Instruction:
Scan the records and identify every line in which the string "text" occurs, then return those lines.

BEGIN Data to use

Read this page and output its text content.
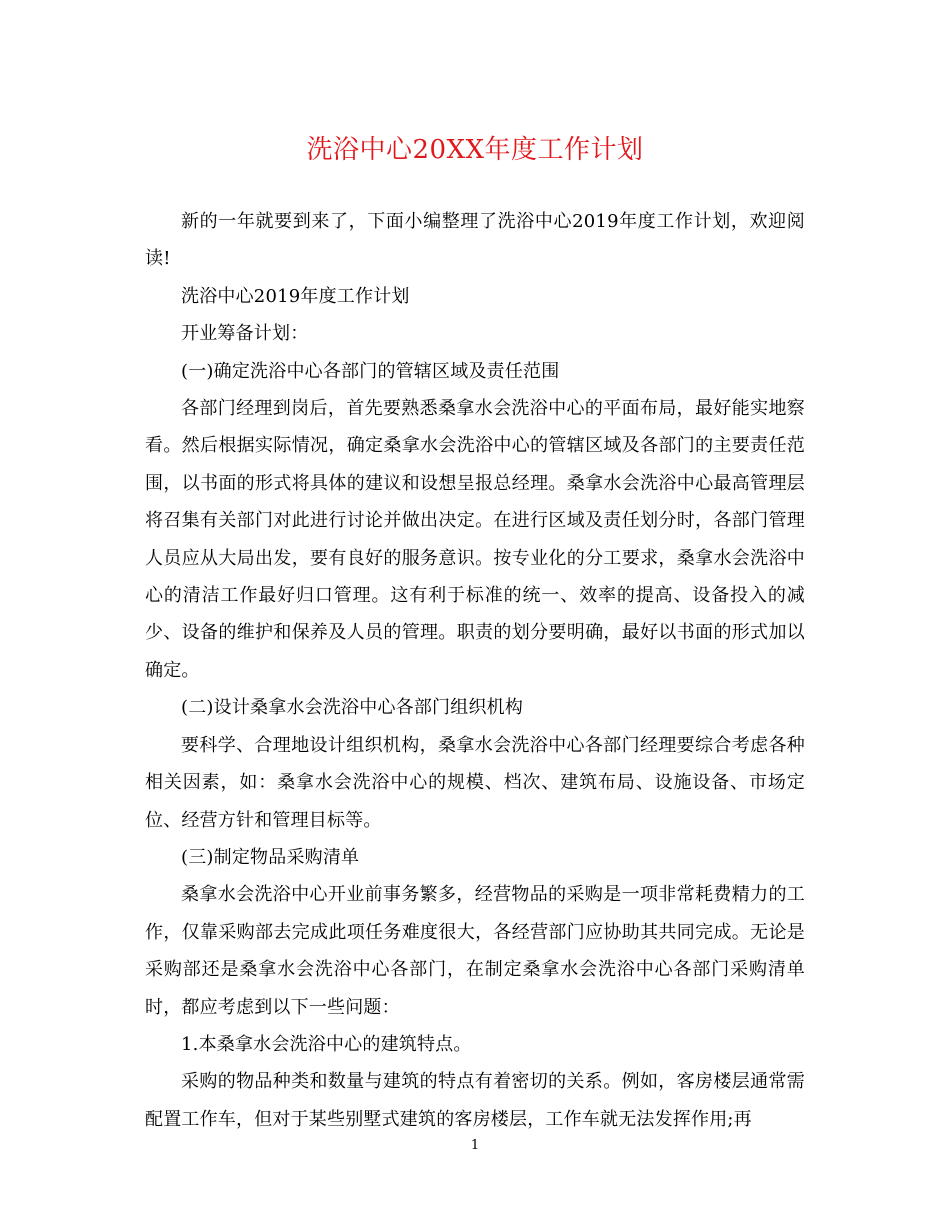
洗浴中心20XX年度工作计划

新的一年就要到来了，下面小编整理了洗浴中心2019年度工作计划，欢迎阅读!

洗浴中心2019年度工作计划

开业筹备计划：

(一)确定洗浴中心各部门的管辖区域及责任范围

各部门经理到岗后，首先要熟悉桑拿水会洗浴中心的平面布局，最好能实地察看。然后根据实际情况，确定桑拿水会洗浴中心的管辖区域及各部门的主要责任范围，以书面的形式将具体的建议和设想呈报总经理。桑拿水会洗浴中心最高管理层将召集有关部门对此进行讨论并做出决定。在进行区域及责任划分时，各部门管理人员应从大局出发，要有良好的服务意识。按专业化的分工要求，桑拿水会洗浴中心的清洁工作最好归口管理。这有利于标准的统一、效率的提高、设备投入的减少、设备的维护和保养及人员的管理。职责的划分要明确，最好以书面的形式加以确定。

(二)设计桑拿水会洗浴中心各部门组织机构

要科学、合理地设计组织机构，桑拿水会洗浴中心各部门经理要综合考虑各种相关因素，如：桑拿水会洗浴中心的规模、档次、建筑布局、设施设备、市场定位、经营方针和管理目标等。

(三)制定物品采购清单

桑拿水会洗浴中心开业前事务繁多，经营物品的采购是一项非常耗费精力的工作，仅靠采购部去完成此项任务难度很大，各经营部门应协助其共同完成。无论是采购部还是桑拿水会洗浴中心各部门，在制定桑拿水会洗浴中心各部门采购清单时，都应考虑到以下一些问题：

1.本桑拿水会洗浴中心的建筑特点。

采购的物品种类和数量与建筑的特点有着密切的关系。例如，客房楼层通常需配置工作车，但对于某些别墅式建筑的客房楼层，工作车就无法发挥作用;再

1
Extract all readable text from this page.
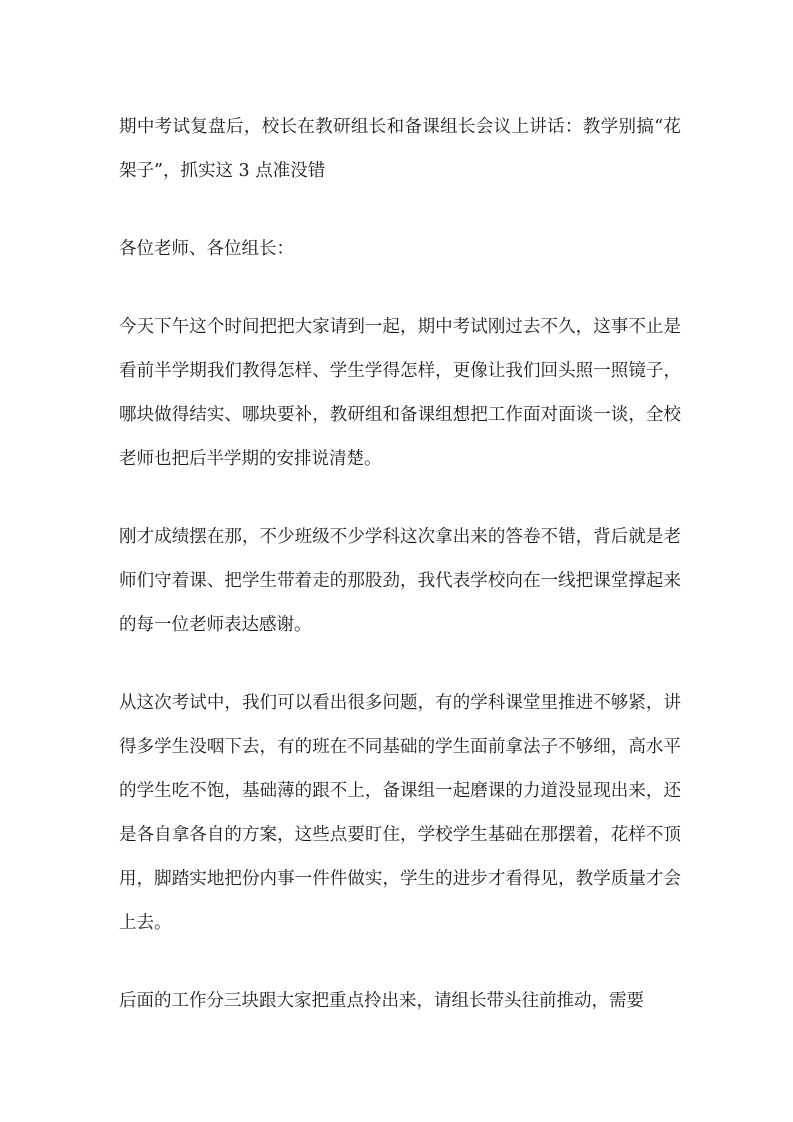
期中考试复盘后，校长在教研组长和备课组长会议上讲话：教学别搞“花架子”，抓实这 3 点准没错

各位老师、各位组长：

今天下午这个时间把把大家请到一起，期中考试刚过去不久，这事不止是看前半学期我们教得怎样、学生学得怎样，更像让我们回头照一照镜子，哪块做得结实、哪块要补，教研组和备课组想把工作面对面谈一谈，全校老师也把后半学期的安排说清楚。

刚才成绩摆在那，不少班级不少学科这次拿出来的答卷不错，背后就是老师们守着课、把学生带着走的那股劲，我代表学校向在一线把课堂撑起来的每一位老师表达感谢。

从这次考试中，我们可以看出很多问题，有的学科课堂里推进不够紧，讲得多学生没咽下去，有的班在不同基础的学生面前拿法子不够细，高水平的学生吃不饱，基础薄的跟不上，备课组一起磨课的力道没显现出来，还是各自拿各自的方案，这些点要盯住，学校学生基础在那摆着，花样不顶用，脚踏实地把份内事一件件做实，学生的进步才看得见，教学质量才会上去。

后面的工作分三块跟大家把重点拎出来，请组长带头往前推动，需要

END Data to use

Result:
Read this page and output its text content.
Extract all readable text from this page.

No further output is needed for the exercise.